▶ SHORT TASK:
Extract the whole listing as it stands. Do not include the pictures.

A run of records
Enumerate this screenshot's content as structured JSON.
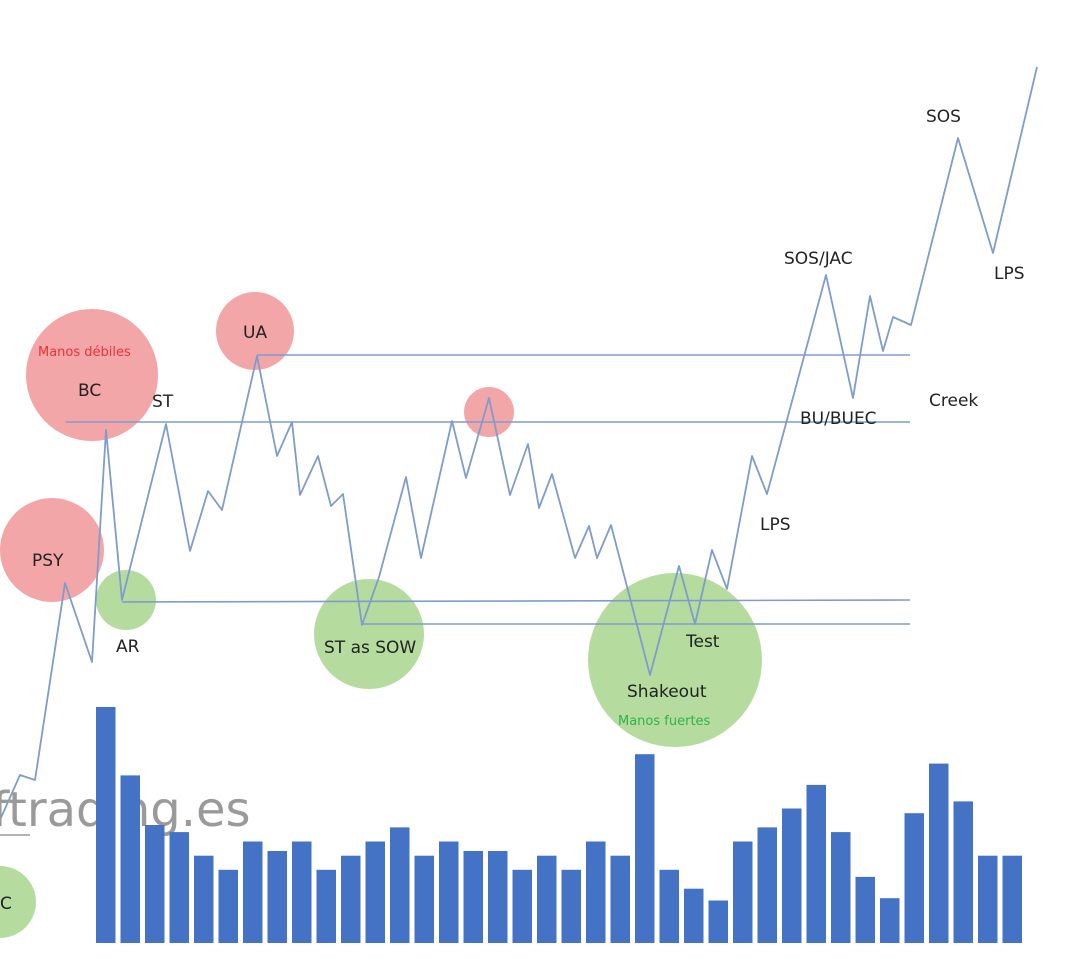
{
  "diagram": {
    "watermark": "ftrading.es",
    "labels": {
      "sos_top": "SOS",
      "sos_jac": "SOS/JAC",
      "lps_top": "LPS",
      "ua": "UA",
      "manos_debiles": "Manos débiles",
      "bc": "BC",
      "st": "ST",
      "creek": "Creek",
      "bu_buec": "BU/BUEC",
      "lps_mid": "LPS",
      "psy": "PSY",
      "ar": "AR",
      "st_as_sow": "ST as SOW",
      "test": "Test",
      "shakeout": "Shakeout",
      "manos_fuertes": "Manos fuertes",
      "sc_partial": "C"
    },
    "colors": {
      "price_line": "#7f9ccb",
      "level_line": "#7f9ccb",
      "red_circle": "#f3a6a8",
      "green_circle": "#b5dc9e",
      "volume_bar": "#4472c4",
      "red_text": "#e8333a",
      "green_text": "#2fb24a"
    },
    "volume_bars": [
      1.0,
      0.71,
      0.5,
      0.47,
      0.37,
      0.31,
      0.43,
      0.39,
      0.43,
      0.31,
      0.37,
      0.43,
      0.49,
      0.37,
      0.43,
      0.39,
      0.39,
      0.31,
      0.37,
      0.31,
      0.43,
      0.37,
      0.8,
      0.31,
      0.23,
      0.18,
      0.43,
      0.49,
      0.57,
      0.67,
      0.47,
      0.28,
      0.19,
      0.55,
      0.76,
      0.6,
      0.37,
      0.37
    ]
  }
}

▶ EXERCISE RESPONSE:
Enumerate this screenshot's content as structured JSON.
{
  "diagram": {
    "watermark": "ftrading.es",
    "labels": {
      "sos_top": "SOS",
      "sos_jac": "SOS/JAC",
      "lps_top": "LPS",
      "ua": "UA",
      "manos_debiles": "Manos débiles",
      "bc": "BC",
      "st": "ST",
      "creek": "Creek",
      "bu_buec": "BU/BUEC",
      "lps_mid": "LPS",
      "psy": "PSY",
      "ar": "AR",
      "st_as_sow": "ST as SOW",
      "test": "Test",
      "shakeout": "Shakeout",
      "manos_fuertes": "Manos fuertes",
      "sc_partial": "C"
    },
    "colors": {
      "price_line": "#7f9ccb",
      "level_line": "#7f9ccb",
      "red_circle": "#f3a6a8",
      "green_circle": "#b5dc9e",
      "volume_bar": "#4472c4",
      "red_text": "#e8333a",
      "green_text": "#2fb24a"
    },
    "volume_bars": [
      1.0,
      0.71,
      0.5,
      0.47,
      0.37,
      0.31,
      0.43,
      0.39,
      0.43,
      0.31,
      0.37,
      0.43,
      0.49,
      0.37,
      0.43,
      0.39,
      0.39,
      0.31,
      0.37,
      0.31,
      0.43,
      0.37,
      0.8,
      0.31,
      0.23,
      0.18,
      0.43,
      0.49,
      0.57,
      0.67,
      0.47,
      0.28,
      0.19,
      0.55,
      0.76,
      0.6,
      0.37,
      0.37
    ]
  }
}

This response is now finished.